EXTRACT TO READ:

####

# Subs wanted in Quad Cities Iowa Illinois



## ff610 (Jan 9, 2009)

I am currently looking for dependable subs in the Quad Cities Iowa/Illinois area for this next snow season. Must have reliable trucks, be dependable and have insurance. Message me if you are interested. Thanks


----------



## ff610 (Jan 9, 2009)

Still looking for some more subs...


----------



## vamootsman (Oct 5, 2008)

Are you looking for someone to run all over the quads, or to take care of certain properties regularly? Do you need them salt also?


----------



## ff610 (Jan 9, 2009)

vamootsman;1085202 said:


> Are you looking for someone to run all over the quads, or to take care of certain properties regularly? Do you need them salt also?


It depends on the person and equipment. I handle all the salting in most cases unless it's a small one. I try to keep people from running too much windshield time when possible. Feel free to give me a call this weekend to discuss it. Thanks
(563)529-2562 Ryan


----------



## ff610 (Jan 9, 2009)

Bump to the top. Still looking....


----------



## vamootsman (Oct 5, 2008)

Still interested, just buttoning down my own contracts, and new equipment purchases. Just looking for 1 or 2 other destinations to maintain on the Iowa side and maybe Illinois, if I can fit them in. Give me a call tomorrow at 563-320-2047 or PM with what you are looking for.


----------



## ff610 (Jan 9, 2009)

Will do thanks


----------

####

STATED GOAL A: Please copy out the rows below that run from the line holding "series-marker xyxy=(133,305,142,314)" through the line holding "x-axis-tick-label: 2006 xyxy=(402,376,430,387)", both included, without changing anything.

####

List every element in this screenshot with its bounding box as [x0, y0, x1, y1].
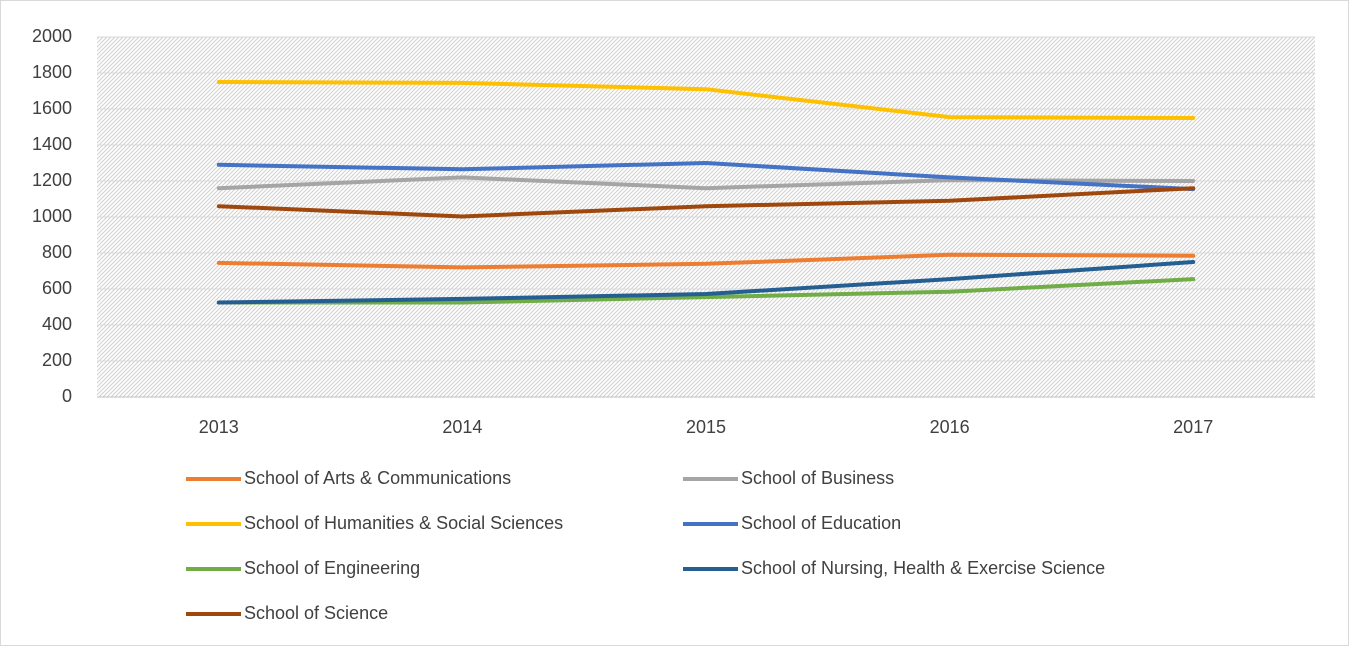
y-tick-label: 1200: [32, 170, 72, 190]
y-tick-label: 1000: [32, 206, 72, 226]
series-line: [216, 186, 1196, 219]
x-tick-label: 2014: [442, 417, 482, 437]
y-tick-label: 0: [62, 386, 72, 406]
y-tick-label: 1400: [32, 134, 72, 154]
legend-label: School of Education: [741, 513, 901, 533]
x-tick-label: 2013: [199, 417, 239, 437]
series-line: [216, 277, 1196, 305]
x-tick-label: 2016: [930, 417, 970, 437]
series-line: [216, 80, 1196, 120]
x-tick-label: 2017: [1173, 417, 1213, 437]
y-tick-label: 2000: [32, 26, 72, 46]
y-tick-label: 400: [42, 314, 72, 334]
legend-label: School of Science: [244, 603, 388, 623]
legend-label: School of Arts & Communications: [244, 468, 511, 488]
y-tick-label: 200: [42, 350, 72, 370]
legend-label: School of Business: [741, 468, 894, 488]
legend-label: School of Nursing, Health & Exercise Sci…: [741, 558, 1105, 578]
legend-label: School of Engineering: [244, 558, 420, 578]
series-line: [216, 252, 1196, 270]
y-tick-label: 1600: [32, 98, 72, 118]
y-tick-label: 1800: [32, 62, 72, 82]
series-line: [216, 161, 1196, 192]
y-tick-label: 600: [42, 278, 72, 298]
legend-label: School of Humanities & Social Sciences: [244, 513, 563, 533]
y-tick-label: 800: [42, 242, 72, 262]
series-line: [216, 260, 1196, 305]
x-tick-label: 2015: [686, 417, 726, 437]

####

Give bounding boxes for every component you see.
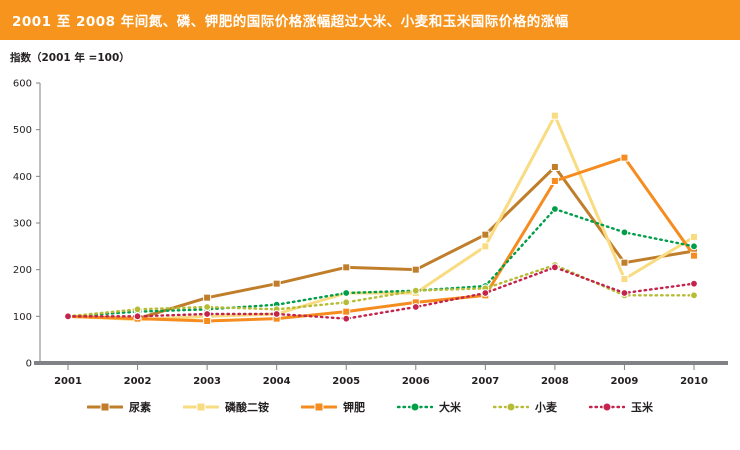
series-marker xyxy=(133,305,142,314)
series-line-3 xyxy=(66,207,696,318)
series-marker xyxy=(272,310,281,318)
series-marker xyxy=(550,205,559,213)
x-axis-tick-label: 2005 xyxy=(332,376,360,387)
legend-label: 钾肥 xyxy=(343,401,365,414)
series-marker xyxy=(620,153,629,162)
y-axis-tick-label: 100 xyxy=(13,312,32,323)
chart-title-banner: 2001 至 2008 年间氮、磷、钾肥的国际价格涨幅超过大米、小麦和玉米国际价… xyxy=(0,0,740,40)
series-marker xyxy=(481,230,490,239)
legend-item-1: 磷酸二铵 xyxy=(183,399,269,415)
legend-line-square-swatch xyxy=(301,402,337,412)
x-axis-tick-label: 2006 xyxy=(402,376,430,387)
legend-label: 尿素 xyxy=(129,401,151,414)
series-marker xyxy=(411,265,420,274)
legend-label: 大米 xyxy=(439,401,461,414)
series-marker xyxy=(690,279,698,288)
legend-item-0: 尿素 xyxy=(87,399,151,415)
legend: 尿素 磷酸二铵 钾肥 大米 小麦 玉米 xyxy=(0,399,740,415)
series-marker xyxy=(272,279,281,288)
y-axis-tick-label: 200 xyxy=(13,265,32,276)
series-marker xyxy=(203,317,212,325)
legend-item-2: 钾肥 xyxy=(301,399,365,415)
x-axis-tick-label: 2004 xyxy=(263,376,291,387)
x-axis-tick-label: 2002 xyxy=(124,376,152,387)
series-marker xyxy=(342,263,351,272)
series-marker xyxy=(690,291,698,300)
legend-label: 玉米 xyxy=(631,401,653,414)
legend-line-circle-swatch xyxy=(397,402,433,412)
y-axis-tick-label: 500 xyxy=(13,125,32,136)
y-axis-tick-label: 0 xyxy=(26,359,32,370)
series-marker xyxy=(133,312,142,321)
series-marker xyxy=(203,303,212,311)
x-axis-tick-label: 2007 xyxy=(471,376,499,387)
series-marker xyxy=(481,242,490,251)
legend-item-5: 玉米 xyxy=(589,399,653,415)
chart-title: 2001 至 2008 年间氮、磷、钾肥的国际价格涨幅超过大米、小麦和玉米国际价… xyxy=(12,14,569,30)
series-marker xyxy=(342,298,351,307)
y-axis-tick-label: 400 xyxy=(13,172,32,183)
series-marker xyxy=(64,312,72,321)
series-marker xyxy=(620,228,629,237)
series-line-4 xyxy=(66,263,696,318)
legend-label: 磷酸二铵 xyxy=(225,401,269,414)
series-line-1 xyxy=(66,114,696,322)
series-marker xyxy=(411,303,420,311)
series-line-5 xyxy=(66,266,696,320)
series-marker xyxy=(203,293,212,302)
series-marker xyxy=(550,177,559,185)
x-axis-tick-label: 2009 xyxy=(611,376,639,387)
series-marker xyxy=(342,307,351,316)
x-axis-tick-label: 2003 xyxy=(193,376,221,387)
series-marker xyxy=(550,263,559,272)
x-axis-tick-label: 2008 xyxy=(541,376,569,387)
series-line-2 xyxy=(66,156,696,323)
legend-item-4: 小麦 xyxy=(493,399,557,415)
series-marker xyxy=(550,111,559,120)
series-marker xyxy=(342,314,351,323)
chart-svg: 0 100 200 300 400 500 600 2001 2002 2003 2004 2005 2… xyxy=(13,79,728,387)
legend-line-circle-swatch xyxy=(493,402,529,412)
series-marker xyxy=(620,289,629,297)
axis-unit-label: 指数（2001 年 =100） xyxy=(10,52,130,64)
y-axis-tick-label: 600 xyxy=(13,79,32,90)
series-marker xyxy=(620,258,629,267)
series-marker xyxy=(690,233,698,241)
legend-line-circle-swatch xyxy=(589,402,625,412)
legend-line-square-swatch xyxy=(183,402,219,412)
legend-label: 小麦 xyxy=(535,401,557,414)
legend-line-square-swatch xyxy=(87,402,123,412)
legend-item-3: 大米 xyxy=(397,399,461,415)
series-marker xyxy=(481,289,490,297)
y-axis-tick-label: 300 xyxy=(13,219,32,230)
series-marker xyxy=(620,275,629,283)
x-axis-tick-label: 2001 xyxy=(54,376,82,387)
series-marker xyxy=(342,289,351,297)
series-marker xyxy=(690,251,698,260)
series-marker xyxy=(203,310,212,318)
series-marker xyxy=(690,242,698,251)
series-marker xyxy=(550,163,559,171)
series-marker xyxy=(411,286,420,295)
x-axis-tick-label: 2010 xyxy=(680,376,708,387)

####

STATED GOAL B: In the forum thread, who handles the salting in most cases?

EXPECTED OUTPUT A:
series-marker xyxy=(133,305,142,314)
series-line-3 xyxy=(66,207,696,318)
series-marker xyxy=(272,310,281,318)
series-marker xyxy=(550,205,559,213)
x-axis-tick-label: 2005 xyxy=(332,376,360,387)
legend-label: 钾肥 xyxy=(343,401,365,414)
series-marker xyxy=(620,153,629,162)
y-axis-tick-label: 100 xyxy=(13,312,32,323)
chart-title-banner: 2001 至 2008 年间氮、磷、钾肥的国际价格涨幅超过大米、小麦和玉米国际价… xyxy=(0,0,740,40)
series-marker xyxy=(481,230,490,239)
legend-item-1: 磷酸二铵 xyxy=(183,399,269,415)
legend-line-square-swatch xyxy=(301,402,337,412)
x-axis-tick-label: 2006 xyxy=(402,376,430,387)

EXPECTED OUTPUT B: ff610, unless it's a small one.